* _Work to complete_
Would you write out the entries below, every one of them, exactly?
=== Data ===
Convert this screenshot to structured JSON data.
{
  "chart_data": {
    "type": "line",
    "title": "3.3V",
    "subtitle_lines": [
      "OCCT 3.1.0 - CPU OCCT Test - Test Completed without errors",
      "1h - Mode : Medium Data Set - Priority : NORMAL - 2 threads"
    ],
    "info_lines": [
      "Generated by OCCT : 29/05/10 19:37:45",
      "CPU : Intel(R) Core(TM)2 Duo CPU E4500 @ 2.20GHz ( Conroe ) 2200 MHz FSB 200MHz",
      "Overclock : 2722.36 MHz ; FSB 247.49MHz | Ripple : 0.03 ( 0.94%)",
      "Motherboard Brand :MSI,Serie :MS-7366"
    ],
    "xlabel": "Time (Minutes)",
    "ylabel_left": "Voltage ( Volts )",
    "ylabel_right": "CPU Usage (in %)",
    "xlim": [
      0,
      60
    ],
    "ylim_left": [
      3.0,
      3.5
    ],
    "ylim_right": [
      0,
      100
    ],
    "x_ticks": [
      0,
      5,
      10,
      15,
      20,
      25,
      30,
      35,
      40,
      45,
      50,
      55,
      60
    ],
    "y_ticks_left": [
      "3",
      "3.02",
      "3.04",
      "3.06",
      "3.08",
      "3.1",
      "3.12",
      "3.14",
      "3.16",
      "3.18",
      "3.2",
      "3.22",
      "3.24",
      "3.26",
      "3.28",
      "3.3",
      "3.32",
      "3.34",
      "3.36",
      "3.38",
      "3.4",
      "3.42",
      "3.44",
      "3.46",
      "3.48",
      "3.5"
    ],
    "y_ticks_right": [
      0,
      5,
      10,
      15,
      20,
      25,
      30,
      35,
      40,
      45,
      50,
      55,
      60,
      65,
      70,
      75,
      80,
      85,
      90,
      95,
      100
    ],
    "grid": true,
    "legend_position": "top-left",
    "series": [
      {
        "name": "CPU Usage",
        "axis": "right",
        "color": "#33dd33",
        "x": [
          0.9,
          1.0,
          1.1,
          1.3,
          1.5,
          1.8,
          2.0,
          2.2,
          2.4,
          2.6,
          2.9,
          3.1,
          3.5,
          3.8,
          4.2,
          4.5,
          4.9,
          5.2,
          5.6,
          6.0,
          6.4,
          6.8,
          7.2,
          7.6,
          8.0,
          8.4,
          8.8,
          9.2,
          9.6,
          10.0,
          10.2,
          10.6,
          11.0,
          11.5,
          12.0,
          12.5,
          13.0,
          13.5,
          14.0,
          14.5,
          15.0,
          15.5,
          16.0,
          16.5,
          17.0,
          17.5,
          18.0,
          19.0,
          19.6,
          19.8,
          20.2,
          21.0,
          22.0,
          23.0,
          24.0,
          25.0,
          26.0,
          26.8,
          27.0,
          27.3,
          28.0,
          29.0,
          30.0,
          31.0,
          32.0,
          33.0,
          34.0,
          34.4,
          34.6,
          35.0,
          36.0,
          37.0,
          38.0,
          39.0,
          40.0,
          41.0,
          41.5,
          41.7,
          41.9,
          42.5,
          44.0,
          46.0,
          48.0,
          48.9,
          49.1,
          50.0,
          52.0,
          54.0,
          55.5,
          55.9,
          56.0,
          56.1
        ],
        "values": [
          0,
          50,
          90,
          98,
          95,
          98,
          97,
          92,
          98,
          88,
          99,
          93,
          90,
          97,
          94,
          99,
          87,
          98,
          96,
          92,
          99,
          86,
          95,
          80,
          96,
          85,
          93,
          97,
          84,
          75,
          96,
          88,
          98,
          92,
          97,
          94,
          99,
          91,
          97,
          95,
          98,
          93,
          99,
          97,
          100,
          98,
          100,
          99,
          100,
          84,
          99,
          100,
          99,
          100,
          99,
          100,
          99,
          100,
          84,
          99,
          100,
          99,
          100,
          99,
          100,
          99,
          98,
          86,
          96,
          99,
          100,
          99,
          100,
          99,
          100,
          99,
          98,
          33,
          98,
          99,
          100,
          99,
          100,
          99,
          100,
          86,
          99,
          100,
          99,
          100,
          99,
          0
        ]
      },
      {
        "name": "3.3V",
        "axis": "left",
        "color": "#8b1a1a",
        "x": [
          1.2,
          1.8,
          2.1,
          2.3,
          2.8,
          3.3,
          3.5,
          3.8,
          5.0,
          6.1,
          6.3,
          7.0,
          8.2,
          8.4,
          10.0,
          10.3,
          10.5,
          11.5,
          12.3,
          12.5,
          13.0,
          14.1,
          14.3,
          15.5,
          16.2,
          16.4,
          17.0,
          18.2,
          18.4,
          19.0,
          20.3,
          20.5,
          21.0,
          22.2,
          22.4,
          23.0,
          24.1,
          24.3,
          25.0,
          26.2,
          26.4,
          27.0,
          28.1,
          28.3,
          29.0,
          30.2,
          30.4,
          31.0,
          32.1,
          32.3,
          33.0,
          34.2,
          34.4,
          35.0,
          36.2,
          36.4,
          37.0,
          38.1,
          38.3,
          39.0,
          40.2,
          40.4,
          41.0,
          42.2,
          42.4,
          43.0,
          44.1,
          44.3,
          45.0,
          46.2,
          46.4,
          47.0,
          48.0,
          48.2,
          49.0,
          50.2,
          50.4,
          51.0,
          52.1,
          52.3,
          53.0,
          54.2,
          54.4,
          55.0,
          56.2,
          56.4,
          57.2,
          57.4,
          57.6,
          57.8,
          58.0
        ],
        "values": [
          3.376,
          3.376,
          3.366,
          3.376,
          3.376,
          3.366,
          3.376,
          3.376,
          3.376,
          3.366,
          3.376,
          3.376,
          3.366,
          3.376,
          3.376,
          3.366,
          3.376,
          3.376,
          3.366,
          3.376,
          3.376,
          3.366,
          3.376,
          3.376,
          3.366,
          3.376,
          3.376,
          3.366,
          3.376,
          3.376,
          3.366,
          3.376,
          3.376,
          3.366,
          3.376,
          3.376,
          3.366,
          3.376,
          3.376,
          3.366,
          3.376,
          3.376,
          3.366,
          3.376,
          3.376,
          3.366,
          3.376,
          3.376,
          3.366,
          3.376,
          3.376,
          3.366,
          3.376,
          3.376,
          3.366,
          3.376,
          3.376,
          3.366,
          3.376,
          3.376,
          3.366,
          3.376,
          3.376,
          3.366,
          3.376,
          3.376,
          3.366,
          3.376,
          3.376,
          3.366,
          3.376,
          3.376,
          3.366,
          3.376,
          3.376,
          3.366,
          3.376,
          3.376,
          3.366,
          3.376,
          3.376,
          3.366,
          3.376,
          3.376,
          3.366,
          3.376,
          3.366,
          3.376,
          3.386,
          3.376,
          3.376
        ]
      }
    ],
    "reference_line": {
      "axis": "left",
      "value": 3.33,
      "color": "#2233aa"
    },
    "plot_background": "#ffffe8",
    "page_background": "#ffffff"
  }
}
===
* _Written solution_
Convert this screenshot to structured JSON data.
{
  "chart_data": {
    "type": "line",
    "title": "3.3V",
    "subtitle_lines": [
      "OCCT 3.1.0 - CPU OCCT Test - Test Completed without errors",
      "1h - Mode : Medium Data Set - Priority : NORMAL - 2 threads"
    ],
    "info_lines": [
      "Generated by OCCT : 29/05/10 19:37:45",
      "CPU : Intel(R) Core(TM)2 Duo CPU E4500 @ 2.20GHz ( Conroe ) 2200 MHz FSB 200MHz",
      "Overclock : 2722.36 MHz ; FSB 247.49MHz | Ripple : 0.03 ( 0.94%)",
      "Motherboard Brand :MSI,Serie :MS-7366"
    ],
    "xlabel": "Time (Minutes)",
    "ylabel_left": "Voltage ( Volts )",
    "ylabel_right": "CPU Usage (in %)",
    "xlim": [
      0,
      60
    ],
    "ylim_left": [
      3.0,
      3.5
    ],
    "ylim_right": [
      0,
      100
    ],
    "x_ticks": [
      0,
      5,
      10,
      15,
      20,
      25,
      30,
      35,
      40,
      45,
      50,
      55,
      60
    ],
    "y_ticks_left": [
      "3",
      "3.02",
      "3.04",
      "3.06",
      "3.08",
      "3.1",
      "3.12",
      "3.14",
      "3.16",
      "3.18",
      "3.2",
      "3.22",
      "3.24",
      "3.26",
      "3.28",
      "3.3",
      "3.32",
      "3.34",
      "3.36",
      "3.38",
      "3.4",
      "3.42",
      "3.44",
      "3.46",
      "3.48",
      "3.5"
    ],
    "y_ticks_right": [
      0,
      5,
      10,
      15,
      20,
      25,
      30,
      35,
      40,
      45,
      50,
      55,
      60,
      65,
      70,
      75,
      80,
      85,
      90,
      95,
      100
    ],
    "grid": true,
    "legend_position": "top-left",
    "series": [
      {
        "name": "CPU Usage",
        "axis": "right",
        "color": "#33dd33",
        "x": [
          0.9,
          1.0,
          1.1,
          1.3,
          1.5,
          1.8,
          2.0,
          2.2,
          2.4,
          2.6,
          2.9,
          3.1,
          3.5,
          3.8,
          4.2,
          4.5,
          4.9,
          5.2,
          5.6,
          6.0,
          6.4,
          6.8,
          7.2,
          7.6,
          8.0,
          8.4,
          8.8,
          9.2,
          9.6,
          10.0,
          10.2,
          10.6,
          11.0,
          11.5,
          12.0,
          12.5,
          13.0,
          13.5,
          14.0,
          14.5,
          15.0,
          15.5,
          16.0,
          16.5,
          17.0,
          17.5,
          18.0,
          19.0,
          19.6,
          19.8,
          20.2,
          21.0,
          22.0,
          23.0,
          24.0,
          25.0,
          26.0,
          26.8,
          27.0,
          27.3,
          28.0,
          29.0,
          30.0,
          31.0,
          32.0,
          33.0,
          34.0,
          34.4,
          34.6,
          35.0,
          36.0,
          37.0,
          38.0,
          39.0,
          40.0,
          41.0,
          41.5,
          41.7,
          41.9,
          42.5,
          44.0,
          46.0,
          48.0,
          48.9,
          49.1,
          50.0,
          52.0,
          54.0,
          55.5,
          55.9,
          56.0,
          56.1
        ],
        "values": [
          0,
          50,
          90,
          98,
          95,
          98,
          97,
          92,
          98,
          88,
          99,
          93,
          90,
          97,
          94,
          99,
          87,
          98,
          96,
          92,
          99,
          86,
          95,
          80,
          96,
          85,
          93,
          97,
          84,
          75,
          96,
          88,
          98,
          92,
          97,
          94,
          99,
          91,
          97,
          95,
          98,
          93,
          99,
          97,
          100,
          98,
          100,
          99,
          100,
          84,
          99,
          100,
          99,
          100,
          99,
          100,
          99,
          100,
          84,
          99,
          100,
          99,
          100,
          99,
          100,
          99,
          98,
          86,
          96,
          99,
          100,
          99,
          100,
          99,
          100,
          99,
          98,
          33,
          98,
          99,
          100,
          99,
          100,
          99,
          100,
          86,
          99,
          100,
          99,
          100,
          99,
          0
        ]
      },
      {
        "name": "3.3V",
        "axis": "left",
        "color": "#8b1a1a",
        "x": [
          1.2,
          1.8,
          2.1,
          2.3,
          2.8,
          3.3,
          3.5,
          3.8,
          5.0,
          6.1,
          6.3,
          7.0,
          8.2,
          8.4,
          10.0,
          10.3,
          10.5,
          11.5,
          12.3,
          12.5,
          13.0,
          14.1,
          14.3,
          15.5,
          16.2,
          16.4,
          17.0,
          18.2,
          18.4,
          19.0,
          20.3,
          20.5,
          21.0,
          22.2,
          22.4,
          23.0,
          24.1,
          24.3,
          25.0,
          26.2,
          26.4,
          27.0,
          28.1,
          28.3,
          29.0,
          30.2,
          30.4,
          31.0,
          32.1,
          32.3,
          33.0,
          34.2,
          34.4,
          35.0,
          36.2,
          36.4,
          37.0,
          38.1,
          38.3,
          39.0,
          40.2,
          40.4,
          41.0,
          42.2,
          42.4,
          43.0,
          44.1,
          44.3,
          45.0,
          46.2,
          46.4,
          47.0,
          48.0,
          48.2,
          49.0,
          50.2,
          50.4,
          51.0,
          52.1,
          52.3,
          53.0,
          54.2,
          54.4,
          55.0,
          56.2,
          56.4,
          57.2,
          57.4,
          57.6,
          57.8,
          58.0
        ],
        "values": [
          3.376,
          3.376,
          3.366,
          3.376,
          3.376,
          3.366,
          3.376,
          3.376,
          3.376,
          3.366,
          3.376,
          3.376,
          3.366,
          3.376,
          3.376,
          3.366,
          3.376,
          3.376,
          3.366,
          3.376,
          3.376,
          3.366,
          3.376,
          3.376,
          3.366,
          3.376,
          3.376,
          3.366,
          3.376,
          3.376,
          3.366,
          3.376,
          3.376,
          3.366,
          3.376,
          3.376,
          3.366,
          3.376,
          3.376,
          3.366,
          3.376,
          3.376,
          3.366,
          3.376,
          3.376,
          3.366,
          3.376,
          3.376,
          3.366,
          3.376,
          3.376,
          3.366,
          3.376,
          3.376,
          3.366,
          3.376,
          3.376,
          3.366,
          3.376,
          3.376,
          3.366,
          3.376,
          3.376,
          3.366,
          3.376,
          3.376,
          3.366,
          3.376,
          3.376,
          3.366,
          3.376,
          3.376,
          3.366,
          3.376,
          3.376,
          3.366,
          3.376,
          3.376,
          3.366,
          3.376,
          3.376,
          3.366,
          3.376,
          3.376,
          3.366,
          3.376,
          3.366,
          3.376,
          3.386,
          3.376,
          3.376
        ]
      }
    ],
    "reference_line": {
      "axis": "left",
      "value": 3.33,
      "color": "#2233aa"
    },
    "plot_background": "#ffffe8",
    "page_background": "#ffffff"
  }
}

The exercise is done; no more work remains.